● **What is needed**: Every line below should be repeated exactly.

^^^^^^^^

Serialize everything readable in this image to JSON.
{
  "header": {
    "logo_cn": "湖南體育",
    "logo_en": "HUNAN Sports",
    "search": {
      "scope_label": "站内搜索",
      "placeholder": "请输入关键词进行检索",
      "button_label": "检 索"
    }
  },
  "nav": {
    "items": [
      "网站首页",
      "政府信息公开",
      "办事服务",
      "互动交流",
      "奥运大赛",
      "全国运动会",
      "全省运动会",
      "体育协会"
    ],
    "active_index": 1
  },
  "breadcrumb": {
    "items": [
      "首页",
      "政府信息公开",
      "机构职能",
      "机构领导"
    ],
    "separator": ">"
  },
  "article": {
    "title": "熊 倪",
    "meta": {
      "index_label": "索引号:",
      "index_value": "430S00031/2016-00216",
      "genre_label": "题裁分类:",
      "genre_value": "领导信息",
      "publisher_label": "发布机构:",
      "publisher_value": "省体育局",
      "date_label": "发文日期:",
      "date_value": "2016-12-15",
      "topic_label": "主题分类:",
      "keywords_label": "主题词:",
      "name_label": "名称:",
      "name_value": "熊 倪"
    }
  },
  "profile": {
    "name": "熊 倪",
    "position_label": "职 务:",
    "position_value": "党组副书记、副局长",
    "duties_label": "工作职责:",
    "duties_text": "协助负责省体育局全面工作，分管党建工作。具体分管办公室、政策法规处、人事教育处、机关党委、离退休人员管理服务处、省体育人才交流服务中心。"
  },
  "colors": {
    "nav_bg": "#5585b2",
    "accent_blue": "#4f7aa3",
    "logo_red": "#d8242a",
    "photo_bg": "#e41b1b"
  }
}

^^^^^^^^

● **Exercise solution**:
Serialize everything readable in this image to JSON.
{
  "header": {
    "logo_cn": "湖南體育",
    "logo_en": "HUNAN Sports",
    "search": {
      "scope_label": "站内搜索",
      "placeholder": "请输入关键词进行检索",
      "button_label": "检 索"
    }
  },
  "nav": {
    "items": [
      "网站首页",
      "政府信息公开",
      "办事服务",
      "互动交流",
      "奥运大赛",
      "全国运动会",
      "全省运动会",
      "体育协会"
    ],
    "active_index": 1
  },
  "breadcrumb": {
    "items": [
      "首页",
      "政府信息公开",
      "机构职能",
      "机构领导"
    ],
    "separator": ">"
  },
  "article": {
    "title": "熊 倪",
    "meta": {
      "index_label": "索引号:",
      "index_value": "430S00031/2016-00216",
      "genre_label": "题裁分类:",
      "genre_value": "领导信息",
      "publisher_label": "发布机构:",
      "publisher_value": "省体育局",
      "date_label": "发文日期:",
      "date_value": "2016-12-15",
      "topic_label": "主题分类:",
      "keywords_label": "主题词:",
      "name_label": "名称:",
      "name_value": "熊 倪"
    }
  },
  "profile": {
    "name": "熊 倪",
    "position_label": "职 务:",
    "position_value": "党组副书记、副局长",
    "duties_label": "工作职责:",
    "duties_text": "协助负责省体育局全面工作，分管党建工作。具体分管办公室、政策法规处、人事教育处、机关党委、离退休人员管理服务处、省体育人才交流服务中心。"
  },
  "colors": {
    "nav_bg": "#5585b2",
    "accent_blue": "#4f7aa3",
    "logo_red": "#d8242a",
    "photo_bg": "#e41b1b"
  }
}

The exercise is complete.